=== RECORDS PROVIDED ===

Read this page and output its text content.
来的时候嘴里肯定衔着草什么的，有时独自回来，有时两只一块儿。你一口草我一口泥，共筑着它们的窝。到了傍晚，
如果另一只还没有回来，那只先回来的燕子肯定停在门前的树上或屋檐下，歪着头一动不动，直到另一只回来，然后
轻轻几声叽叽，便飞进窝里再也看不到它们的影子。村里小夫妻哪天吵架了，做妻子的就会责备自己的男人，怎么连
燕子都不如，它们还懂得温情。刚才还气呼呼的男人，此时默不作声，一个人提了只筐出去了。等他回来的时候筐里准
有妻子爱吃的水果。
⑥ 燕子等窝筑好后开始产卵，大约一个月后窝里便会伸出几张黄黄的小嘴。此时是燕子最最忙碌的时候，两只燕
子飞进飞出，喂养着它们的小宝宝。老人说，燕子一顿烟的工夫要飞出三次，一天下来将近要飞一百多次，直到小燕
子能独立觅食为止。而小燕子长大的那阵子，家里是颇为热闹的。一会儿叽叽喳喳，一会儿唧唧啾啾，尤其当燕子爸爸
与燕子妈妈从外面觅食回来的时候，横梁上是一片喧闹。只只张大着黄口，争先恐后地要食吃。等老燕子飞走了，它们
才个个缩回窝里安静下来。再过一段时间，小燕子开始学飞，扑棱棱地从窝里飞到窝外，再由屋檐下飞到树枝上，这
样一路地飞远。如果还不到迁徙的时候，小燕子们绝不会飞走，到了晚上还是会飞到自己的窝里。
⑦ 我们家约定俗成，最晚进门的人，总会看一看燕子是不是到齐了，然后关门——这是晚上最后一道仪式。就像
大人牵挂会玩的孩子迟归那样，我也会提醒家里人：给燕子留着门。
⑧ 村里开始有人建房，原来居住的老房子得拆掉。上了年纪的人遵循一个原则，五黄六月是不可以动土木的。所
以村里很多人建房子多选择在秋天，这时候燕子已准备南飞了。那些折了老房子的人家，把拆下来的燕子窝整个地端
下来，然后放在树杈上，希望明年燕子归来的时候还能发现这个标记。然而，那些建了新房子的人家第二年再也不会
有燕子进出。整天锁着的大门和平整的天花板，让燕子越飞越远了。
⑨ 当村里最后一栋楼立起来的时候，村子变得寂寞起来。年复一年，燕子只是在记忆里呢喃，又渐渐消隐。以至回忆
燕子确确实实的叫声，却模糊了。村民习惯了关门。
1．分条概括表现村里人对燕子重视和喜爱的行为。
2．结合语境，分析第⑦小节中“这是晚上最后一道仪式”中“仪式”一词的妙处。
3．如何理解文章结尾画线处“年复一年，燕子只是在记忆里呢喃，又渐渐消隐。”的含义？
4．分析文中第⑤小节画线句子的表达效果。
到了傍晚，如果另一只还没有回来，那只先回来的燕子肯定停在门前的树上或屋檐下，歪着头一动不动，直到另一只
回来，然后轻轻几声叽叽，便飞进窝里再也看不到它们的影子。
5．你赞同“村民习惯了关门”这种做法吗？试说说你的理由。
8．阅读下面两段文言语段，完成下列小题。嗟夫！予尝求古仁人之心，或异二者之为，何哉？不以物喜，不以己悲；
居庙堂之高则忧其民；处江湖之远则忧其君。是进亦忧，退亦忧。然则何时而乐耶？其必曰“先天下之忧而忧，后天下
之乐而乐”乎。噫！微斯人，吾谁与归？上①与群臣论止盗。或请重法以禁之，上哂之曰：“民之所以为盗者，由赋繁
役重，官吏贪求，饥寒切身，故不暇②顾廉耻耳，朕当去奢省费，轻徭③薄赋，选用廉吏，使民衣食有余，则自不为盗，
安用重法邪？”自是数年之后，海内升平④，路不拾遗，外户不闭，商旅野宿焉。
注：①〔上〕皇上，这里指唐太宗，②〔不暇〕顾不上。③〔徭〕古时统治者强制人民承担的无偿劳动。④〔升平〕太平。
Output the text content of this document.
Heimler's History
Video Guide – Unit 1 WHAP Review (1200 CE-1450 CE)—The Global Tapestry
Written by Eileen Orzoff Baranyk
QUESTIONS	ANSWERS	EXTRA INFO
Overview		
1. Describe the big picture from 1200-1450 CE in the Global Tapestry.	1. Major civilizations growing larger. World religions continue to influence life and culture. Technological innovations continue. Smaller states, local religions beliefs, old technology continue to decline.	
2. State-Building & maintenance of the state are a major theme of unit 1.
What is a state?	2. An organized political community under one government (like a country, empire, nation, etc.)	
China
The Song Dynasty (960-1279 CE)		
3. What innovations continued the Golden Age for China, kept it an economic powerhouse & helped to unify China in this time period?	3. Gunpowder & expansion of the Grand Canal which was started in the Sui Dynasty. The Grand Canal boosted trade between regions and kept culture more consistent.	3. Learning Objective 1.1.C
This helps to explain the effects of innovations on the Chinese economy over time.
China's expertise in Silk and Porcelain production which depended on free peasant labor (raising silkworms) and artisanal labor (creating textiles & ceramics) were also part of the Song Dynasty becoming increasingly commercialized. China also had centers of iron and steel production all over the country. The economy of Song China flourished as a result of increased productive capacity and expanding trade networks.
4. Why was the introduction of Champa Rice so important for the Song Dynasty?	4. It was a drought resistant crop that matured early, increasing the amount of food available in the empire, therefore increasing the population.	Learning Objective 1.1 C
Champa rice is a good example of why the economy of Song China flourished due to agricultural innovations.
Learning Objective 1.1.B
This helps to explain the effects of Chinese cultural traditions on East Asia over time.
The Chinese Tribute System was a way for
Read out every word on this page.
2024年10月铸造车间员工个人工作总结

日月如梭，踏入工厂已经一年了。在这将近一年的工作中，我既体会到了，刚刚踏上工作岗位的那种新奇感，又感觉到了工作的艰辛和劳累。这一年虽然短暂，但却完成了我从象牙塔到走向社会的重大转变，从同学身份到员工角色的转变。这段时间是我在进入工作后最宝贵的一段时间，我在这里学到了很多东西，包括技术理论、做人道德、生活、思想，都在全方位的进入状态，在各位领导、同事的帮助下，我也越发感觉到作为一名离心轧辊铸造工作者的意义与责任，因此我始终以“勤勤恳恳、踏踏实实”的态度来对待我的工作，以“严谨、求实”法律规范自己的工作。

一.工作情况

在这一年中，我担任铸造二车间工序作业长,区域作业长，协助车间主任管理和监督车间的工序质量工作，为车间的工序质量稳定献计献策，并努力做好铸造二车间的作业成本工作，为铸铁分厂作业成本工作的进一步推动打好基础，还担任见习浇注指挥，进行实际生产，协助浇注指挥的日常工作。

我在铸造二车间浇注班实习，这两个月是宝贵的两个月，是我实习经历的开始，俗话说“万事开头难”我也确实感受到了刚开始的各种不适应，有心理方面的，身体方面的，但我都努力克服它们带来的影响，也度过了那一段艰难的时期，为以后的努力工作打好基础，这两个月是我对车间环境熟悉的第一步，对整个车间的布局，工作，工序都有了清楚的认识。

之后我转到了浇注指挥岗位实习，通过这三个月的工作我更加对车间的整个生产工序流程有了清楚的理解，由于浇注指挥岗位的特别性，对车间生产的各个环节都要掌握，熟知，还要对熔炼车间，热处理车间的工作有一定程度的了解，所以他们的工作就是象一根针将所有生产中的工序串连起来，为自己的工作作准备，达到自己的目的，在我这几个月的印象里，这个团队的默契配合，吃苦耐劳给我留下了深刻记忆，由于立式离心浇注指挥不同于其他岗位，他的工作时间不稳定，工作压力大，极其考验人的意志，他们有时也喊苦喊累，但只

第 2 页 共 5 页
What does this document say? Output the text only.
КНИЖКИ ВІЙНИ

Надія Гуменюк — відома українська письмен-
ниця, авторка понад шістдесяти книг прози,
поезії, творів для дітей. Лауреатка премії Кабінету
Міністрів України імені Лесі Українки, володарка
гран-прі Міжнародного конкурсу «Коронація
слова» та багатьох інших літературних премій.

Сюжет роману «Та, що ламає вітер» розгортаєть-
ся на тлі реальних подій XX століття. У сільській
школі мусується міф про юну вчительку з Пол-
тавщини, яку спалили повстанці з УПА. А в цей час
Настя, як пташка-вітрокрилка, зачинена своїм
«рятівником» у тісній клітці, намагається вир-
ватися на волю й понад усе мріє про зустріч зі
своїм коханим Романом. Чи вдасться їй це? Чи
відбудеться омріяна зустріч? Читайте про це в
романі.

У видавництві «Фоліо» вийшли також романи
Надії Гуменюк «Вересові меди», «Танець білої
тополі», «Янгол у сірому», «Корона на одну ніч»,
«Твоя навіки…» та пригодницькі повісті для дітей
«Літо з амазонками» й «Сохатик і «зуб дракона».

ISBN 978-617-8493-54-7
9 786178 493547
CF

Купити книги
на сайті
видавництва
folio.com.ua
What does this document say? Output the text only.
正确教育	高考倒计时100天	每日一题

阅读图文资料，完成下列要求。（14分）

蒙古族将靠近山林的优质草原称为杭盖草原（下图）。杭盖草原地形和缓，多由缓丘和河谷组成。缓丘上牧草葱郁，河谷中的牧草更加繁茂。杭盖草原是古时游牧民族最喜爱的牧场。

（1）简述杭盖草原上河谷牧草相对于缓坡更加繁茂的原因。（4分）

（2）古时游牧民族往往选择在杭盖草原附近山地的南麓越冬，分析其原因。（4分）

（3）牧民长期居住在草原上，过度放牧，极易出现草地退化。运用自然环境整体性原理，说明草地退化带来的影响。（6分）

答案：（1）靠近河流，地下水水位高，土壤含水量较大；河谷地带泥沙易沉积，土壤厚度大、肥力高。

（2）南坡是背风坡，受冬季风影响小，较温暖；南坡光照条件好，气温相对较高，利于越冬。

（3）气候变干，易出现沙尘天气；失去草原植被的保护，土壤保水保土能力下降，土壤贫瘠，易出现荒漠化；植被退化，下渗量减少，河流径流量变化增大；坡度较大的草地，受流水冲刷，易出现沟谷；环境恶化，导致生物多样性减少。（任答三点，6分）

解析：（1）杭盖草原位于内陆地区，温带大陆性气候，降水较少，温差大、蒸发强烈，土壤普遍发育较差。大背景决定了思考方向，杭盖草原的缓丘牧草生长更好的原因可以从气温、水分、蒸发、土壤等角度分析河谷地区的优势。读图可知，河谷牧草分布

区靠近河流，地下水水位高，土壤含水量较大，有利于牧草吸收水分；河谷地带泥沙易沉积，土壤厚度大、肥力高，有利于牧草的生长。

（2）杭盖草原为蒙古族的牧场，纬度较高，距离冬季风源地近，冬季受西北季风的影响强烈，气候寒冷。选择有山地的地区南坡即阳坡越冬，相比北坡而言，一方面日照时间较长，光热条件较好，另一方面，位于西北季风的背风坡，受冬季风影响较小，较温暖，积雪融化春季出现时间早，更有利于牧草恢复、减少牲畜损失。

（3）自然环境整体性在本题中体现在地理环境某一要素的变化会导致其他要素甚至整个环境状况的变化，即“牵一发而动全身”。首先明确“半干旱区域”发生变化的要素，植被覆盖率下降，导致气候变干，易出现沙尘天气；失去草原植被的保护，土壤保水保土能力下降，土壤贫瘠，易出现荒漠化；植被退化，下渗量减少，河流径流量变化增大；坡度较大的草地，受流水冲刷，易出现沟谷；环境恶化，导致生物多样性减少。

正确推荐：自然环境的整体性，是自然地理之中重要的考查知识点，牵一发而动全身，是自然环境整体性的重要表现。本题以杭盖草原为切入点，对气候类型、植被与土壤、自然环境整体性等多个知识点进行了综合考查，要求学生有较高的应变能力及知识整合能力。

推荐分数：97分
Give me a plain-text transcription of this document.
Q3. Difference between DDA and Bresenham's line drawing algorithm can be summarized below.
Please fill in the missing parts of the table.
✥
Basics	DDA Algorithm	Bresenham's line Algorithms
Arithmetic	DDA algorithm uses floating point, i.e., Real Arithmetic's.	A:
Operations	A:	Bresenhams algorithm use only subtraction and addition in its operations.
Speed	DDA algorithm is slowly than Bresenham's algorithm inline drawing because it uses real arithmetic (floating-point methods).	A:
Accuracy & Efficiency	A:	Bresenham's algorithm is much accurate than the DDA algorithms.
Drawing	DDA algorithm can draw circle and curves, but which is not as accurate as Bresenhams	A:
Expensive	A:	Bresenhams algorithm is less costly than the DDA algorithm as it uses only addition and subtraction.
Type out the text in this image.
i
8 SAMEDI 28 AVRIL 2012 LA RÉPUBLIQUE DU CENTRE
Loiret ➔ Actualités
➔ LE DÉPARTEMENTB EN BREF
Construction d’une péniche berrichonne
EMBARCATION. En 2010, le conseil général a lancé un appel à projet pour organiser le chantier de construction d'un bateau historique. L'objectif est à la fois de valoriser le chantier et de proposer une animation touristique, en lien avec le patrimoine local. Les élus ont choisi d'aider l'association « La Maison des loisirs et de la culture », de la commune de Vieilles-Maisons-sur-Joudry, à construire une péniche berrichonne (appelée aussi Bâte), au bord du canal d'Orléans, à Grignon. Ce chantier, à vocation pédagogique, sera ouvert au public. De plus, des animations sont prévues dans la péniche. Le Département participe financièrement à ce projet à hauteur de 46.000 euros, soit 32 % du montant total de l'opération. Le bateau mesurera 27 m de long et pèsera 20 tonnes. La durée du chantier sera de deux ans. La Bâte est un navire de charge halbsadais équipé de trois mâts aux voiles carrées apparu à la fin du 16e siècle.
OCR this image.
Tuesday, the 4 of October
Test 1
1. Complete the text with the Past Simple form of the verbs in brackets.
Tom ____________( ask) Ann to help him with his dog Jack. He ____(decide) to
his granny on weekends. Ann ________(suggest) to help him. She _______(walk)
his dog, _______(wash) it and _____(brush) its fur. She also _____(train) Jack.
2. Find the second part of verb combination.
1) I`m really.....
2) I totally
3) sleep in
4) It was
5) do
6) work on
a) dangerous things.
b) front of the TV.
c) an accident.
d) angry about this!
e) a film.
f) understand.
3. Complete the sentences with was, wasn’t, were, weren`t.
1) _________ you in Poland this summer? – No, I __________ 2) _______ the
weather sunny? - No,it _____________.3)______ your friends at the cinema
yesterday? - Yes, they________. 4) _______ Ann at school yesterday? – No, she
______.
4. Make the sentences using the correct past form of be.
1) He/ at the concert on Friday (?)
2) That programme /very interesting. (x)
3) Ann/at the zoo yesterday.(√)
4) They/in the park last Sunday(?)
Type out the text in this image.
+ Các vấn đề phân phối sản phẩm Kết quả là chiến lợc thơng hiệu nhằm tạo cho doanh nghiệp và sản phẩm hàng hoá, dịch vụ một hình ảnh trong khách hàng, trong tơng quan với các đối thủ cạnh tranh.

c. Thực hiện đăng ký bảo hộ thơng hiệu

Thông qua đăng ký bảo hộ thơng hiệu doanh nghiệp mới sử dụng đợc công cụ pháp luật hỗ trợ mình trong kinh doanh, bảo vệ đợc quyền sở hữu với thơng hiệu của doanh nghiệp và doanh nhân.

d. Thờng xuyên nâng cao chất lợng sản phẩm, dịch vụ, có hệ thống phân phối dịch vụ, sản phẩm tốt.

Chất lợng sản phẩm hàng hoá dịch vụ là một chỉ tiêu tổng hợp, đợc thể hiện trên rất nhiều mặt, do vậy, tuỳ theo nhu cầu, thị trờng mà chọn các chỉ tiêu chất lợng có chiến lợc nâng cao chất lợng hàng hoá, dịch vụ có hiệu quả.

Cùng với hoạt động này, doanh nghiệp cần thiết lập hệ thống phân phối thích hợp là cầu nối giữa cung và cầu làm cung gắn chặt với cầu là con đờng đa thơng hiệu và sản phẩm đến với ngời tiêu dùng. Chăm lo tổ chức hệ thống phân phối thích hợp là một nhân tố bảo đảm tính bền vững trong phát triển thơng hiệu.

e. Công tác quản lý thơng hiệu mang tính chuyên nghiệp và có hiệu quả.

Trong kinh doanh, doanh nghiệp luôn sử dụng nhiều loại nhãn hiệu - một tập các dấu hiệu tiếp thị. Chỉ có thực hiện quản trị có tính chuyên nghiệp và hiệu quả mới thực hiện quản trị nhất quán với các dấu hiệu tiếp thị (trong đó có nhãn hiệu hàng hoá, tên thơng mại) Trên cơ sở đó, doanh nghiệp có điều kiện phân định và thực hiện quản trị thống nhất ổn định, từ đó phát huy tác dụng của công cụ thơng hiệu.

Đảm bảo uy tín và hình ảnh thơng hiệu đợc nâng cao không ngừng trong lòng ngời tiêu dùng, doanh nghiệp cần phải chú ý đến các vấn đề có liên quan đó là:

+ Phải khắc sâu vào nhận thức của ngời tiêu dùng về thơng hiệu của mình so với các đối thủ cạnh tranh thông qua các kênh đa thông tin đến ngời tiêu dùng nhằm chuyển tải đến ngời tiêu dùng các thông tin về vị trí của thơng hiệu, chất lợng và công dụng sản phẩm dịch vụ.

===

■ THE EXERCISE: Find every line that has "土壤厚度大" in it, then return those lines.

■ RIGHT ANSWER:
答案：（1）靠近河流，地下水水位高，土壤含水量较大；河谷地带泥沙易沉积，土壤厚度大、肥力高。
区靠近河流，地下水水位高，土壤含水量较大，有利于牧草吸收水分；河谷地带泥沙易沉积，土壤厚度大、肥力高，有利于牧草的生长。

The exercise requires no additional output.